══ Supplied records ══

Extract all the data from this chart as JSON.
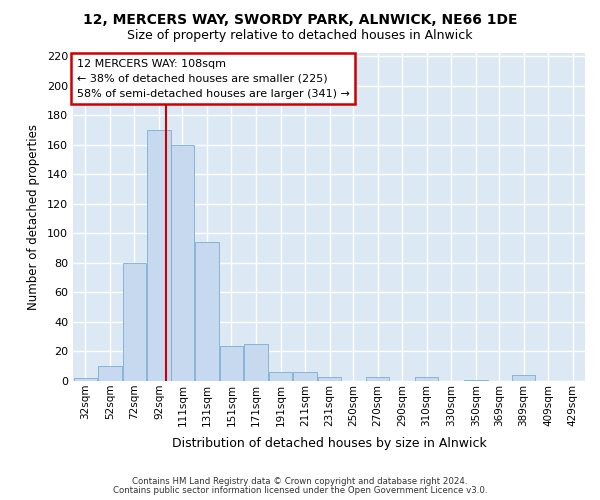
{
  "title": "12, MERCERS WAY, SWORDY PARK, ALNWICK, NE66 1DE",
  "subtitle": "Size of property relative to detached houses in Alnwick",
  "xlabel": "Distribution of detached houses by size in Alnwick",
  "ylabel": "Number of detached properties",
  "bar_color": "#c6d9ee",
  "bar_edge_color": "#7aaed4",
  "background_color": "#dce9f5",
  "grid_color": "#ffffff",
  "fig_facecolor": "#ffffff",
  "categories": [
    "32sqm",
    "52sqm",
    "72sqm",
    "92sqm",
    "111sqm",
    "131sqm",
    "151sqm",
    "171sqm",
    "191sqm",
    "211sqm",
    "231sqm",
    "250sqm",
    "270sqm",
    "290sqm",
    "310sqm",
    "330sqm",
    "350sqm",
    "369sqm",
    "389sqm",
    "409sqm",
    "429sqm"
  ],
  "values": [
    2,
    10,
    80,
    170,
    160,
    94,
    24,
    25,
    6,
    6,
    3,
    0,
    3,
    0,
    3,
    0,
    1,
    0,
    4,
    0,
    0
  ],
  "red_line_x": 108,
  "red_line_color": "#cc0000",
  "annotation_line1": "12 MERCERS WAY: 108sqm",
  "annotation_line2": "← 38% of detached houses are smaller (225)",
  "annotation_line3": "58% of semi-detached houses are larger (341) →",
  "annotation_box_facecolor": "#ffffff",
  "annotation_box_edgecolor": "#cc0000",
  "footer1": "Contains HM Land Registry data © Crown copyright and database right 2024.",
  "footer2": "Contains public sector information licensed under the Open Government Licence v3.0.",
  "ylim_max": 222,
  "yticks": [
    0,
    20,
    40,
    60,
    80,
    100,
    120,
    140,
    160,
    180,
    200,
    220
  ],
  "bin_starts": [
    32,
    52,
    72,
    92,
    111,
    131,
    151,
    171,
    191,
    211,
    231,
    250,
    270,
    290,
    310,
    330,
    350,
    369,
    389,
    409,
    429
  ],
  "bin_width": 20
}
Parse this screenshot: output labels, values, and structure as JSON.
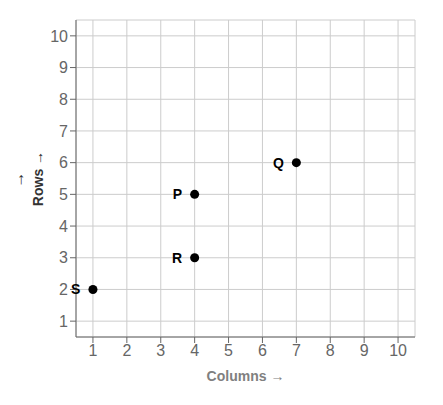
{
  "chart_data": {
    "type": "scatter",
    "xlabel": "Columns →",
    "ylabel": "Rows →",
    "annotations": [
      "↑"
    ],
    "point_labels": [
      "P",
      "Q",
      "R",
      "S"
    ],
    "x": [
      4,
      7,
      4,
      1
    ],
    "values": [
      5,
      6,
      3,
      2
    ],
    "color": "#000000",
    "xlim": [
      0.5,
      10.5
    ],
    "ylim": [
      0.5,
      10.5
    ],
    "xticks": [
      1,
      2,
      3,
      4,
      5,
      6,
      7,
      8,
      9,
      10
    ],
    "yticks": [
      1,
      2,
      3,
      4,
      5,
      6,
      7,
      8,
      9,
      10
    ],
    "grid": true
  }
}
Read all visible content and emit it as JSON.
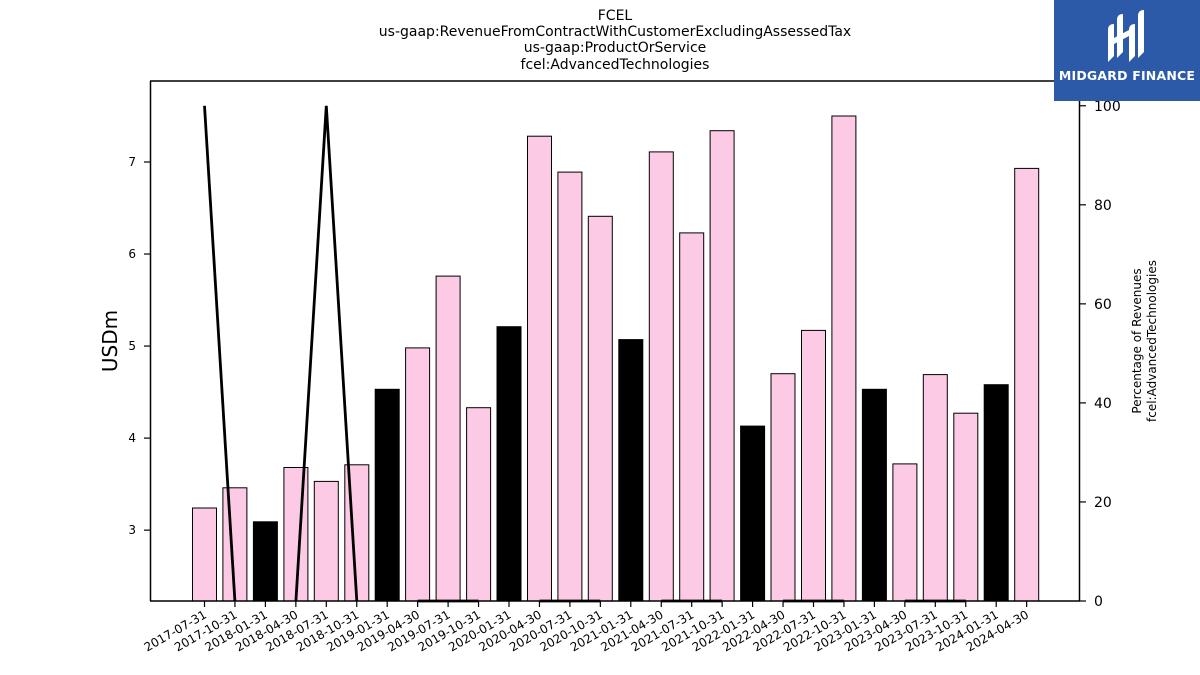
{
  "chart_data": {
    "type": "bar",
    "title_lines": [
      "FCEL",
      "us-gaap:RevenueFromContractWithCustomerExcludingAssessedTax",
      "us-gaap:ProductOrService",
      "fcel:AdvancedTechnologies"
    ],
    "ylabel": "USDm",
    "ylabel_right": [
      "Percentage of Revenues",
      "fcel:AdvancedTechnologies"
    ],
    "ylim": [
      2.23,
      7.88
    ],
    "yticks": [
      3,
      4,
      5,
      6,
      7
    ],
    "ylim_right": [
      0,
      105
    ],
    "yticks_right": [
      0,
      20,
      40,
      60,
      80,
      100
    ],
    "categories": [
      "2017-07-31",
      "2017-10-31",
      "2018-01-31",
      "2018-04-30",
      "2018-07-31",
      "2018-10-31",
      "2019-01-31",
      "2019-04-30",
      "2019-07-31",
      "2019-10-31",
      "2020-01-31",
      "2020-04-30",
      "2020-07-31",
      "2020-10-31",
      "2021-01-31",
      "2021-04-30",
      "2021-07-31",
      "2021-10-31",
      "2022-01-31",
      "2022-04-30",
      "2022-07-31",
      "2022-10-31",
      "2023-01-31",
      "2023-04-30",
      "2023-07-31",
      "2023-10-31",
      "2024-01-31",
      "2024-04-30"
    ],
    "series": [
      {
        "type": "bar",
        "values": [
          3.24,
          3.46,
          3.09,
          3.68,
          3.53,
          3.71,
          4.53,
          4.98,
          5.76,
          4.33,
          5.21,
          7.28,
          6.89,
          6.41,
          5.07,
          7.11,
          6.23,
          7.34,
          4.13,
          4.7,
          5.17,
          7.5,
          4.53,
          3.72,
          4.69,
          4.27,
          4.58,
          6.93
        ],
        "fiscal_year_end": [
          false,
          false,
          true,
          false,
          false,
          false,
          true,
          false,
          false,
          false,
          true,
          false,
          false,
          false,
          true,
          false,
          false,
          false,
          true,
          false,
          false,
          false,
          true,
          false,
          false,
          false,
          true,
          false
        ]
      },
      {
        "type": "line",
        "axis": "right",
        "values": [
          100,
          0,
          null,
          0,
          100,
          0,
          null,
          0,
          0,
          0,
          null,
          0,
          0,
          0,
          null,
          0,
          0,
          0,
          null,
          0,
          0,
          0,
          null,
          0,
          0,
          0,
          null,
          0
        ]
      }
    ],
    "colors": {
      "bar": "#fccae4",
      "bar_fiscal": "#000000",
      "bar_edge": "#000000",
      "line": "#000000"
    }
  },
  "logo": {
    "text": "MIDGARD FINANCE",
    "background": "#2c5aa8"
  }
}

═══

Omitting all images, print the listing exactly.

Extract all the data from this chart as JSON.
{
  "title": "12, MERCERS WAY, SWORDY PARK, ALNWICK, NE66 1DE",
  "subtitle": "Size of property relative to detached houses in Alnwick",
  "xlabel": "Distribution of detached houses by size in Alnwick",
  "ylabel": "Number of detached properties",
  "bar_color": "#c6d9ee",
  "bar_edge_color": "#7aaed4",
  "background_color": "#dce9f5",
  "grid_color": "#ffffff",
  "fig_facecolor": "#ffffff",
  "categories": [
    "32sqm",
    "52sqm",
    "72sqm",
    "92sqm",
    "111sqm",
    "131sqm",
    "151sqm",
    "171sqm",
    "191sqm",
    "211sqm",
    "231sqm",
    "250sqm",
    "270sqm",
    "290sqm",
    "310sqm",
    "330sqm",
    "350sqm",
    "369sqm",
    "389sqm",
    "409sqm",
    "429sqm"
  ],
  "values": [
    2,
    10,
    80,
    170,
    160,
    94,
    24,
    25,
    6,
    6,
    3,
    0,
    3,
    0,
    3,
    0,
    1,
    0,
    4,
    0,
    0
  ],
  "red_line_x": 108,
  "red_line_color": "#cc0000",
  "annotation_line1": "12 MERCERS WAY: 108sqm",
  "annotation_line2": "← 38% of detached houses are smaller (225)",
  "annotation_line3": "58% of semi-detached houses are larger (341) →",
  "annotation_box_facecolor": "#ffffff",
  "annotation_box_edgecolor": "#cc0000",
  "footer1": "Contains HM Land Registry data © Crown copyright and database right 2024.",
  "footer2": "Contains public sector information licensed under the Open Government Licence v3.0.",
  "ylim_max": 222,
  "yticks": [
    0,
    20,
    40,
    60,
    80,
    100,
    120,
    140,
    160,
    180,
    200,
    220
  ],
  "bin_starts": [
    32,
    52,
    72,
    92,
    111,
    131,
    151,
    171,
    191,
    211,
    231,
    250,
    270,
    290,
    310,
    330,
    350,
    369,
    389,
    409,
    429
  ],
  "bin_width": 20
}
Parse this screenshot: output labels, values, and structure as JSON.
{
  "chart_data": {
    "type": "scatter",
    "xlabel": "Columns →",
    "ylabel": "Rows →",
    "annotations": [
      "↑"
    ],
    "point_labels": [
      "P",
      "Q",
      "R",
      "S"
    ],
    "x": [
      4,
      7,
      4,
      1
    ],
    "values": [
      5,
      6,
      3,
      2
    ],
    "color": "#000000",
    "xlim": [
      0.5,
      10.5
    ],
    "ylim": [
      0.5,
      10.5
    ],
    "xticks": [
      1,
      2,
      3,
      4,
      5,
      6,
      7,
      8,
      9,
      10
    ],
    "yticks": [
      1,
      2,
      3,
      4,
      5,
      6,
      7,
      8,
      9,
      10
    ],
    "grid": true
  }
}
Read all visible content and emit it as JSON.
{
  "chart_data": {
    "type": "bar",
    "title_lines": [
      "FCEL",
      "us-gaap:RevenueFromContractWithCustomerExcludingAssessedTax",
      "us-gaap:ProductOrService",
      "fcel:AdvancedTechnologies"
    ],
    "ylabel": "USDm",
    "ylabel_right": [
      "Percentage of Revenues",
      "fcel:AdvancedTechnologies"
    ],
    "ylim": [
      2.23,
      7.88
    ],
    "yticks": [
      3,
      4,
      5,
      6,
      7
    ],
    "ylim_right": [
      0,
      105
    ],
    "yticks_right": [
      0,
      20,
      40,
      60,
      80,
      100
    ],
    "categories": [
      "2017-07-31",
      "2017-10-31",
      "2018-01-31",
      "2018-04-30",
      "2018-07-31",
      "2018-10-31",
      "2019-01-31",
      "2019-04-30",
      "2019-07-31",
      "2019-10-31",
      "2020-01-31",
      "2020-04-30",
      "2020-07-31",
      "2020-10-31",
      "2021-01-31",
      "2021-04-30",
      "2021-07-31",
      "2021-10-31",
      "2022-01-31",
      "2022-04-30",
      "2022-07-31",
      "2022-10-31",
      "2023-01-31",
      "2023-04-30",
      "2023-07-31",
      "2023-10-31",
      "2024-01-31",
      "2024-04-30"
    ],
    "series": [
      {
        "type": "bar",
        "values": [
          3.24,
          3.46,
          3.09,
          3.68,
          3.53,
          3.71,
          4.53,
          4.98,
          5.76,
          4.33,
          5.21,
          7.28,
          6.89,
          6.41,
          5.07,
          7.11,
          6.23,
          7.34,
          4.13,
          4.7,
          5.17,
          7.5,
          4.53,
          3.72,
          4.69,
          4.27,
          4.58,
          6.93
        ],
        "fiscal_year_end": [
          false,
          false,
          true,
          false,
          false,
          false,
          true,
          false,
          false,
          false,
          true,
          false,
          false,
          false,
          true,
          false,
          false,
          false,
          true,
          false,
          false,
          false,
          true,
          false,
          false,
          false,
          true,
          false
        ]
      },
      {
        "type": "line",
        "axis": "right",
        "values": [
          100,
          0,
          null,
          0,
          100,
          0,
          null,
          0,
          0,
          0,
          null,
          0,
          0,
          0,
          null,
          0,
          0,
          0,
          null,
          0,
          0,
          0,
          null,
          0,
          0,
          0,
          null,
          0
        ]
      }
    ],
    "colors": {
      "bar": "#fccae4",
      "bar_fiscal": "#000000",
      "bar_edge": "#000000",
      "line": "#000000"
    }
  },
  "logo": {
    "text": "MIDGARD FINANCE",
    "background": "#2c5aa8"
  }
}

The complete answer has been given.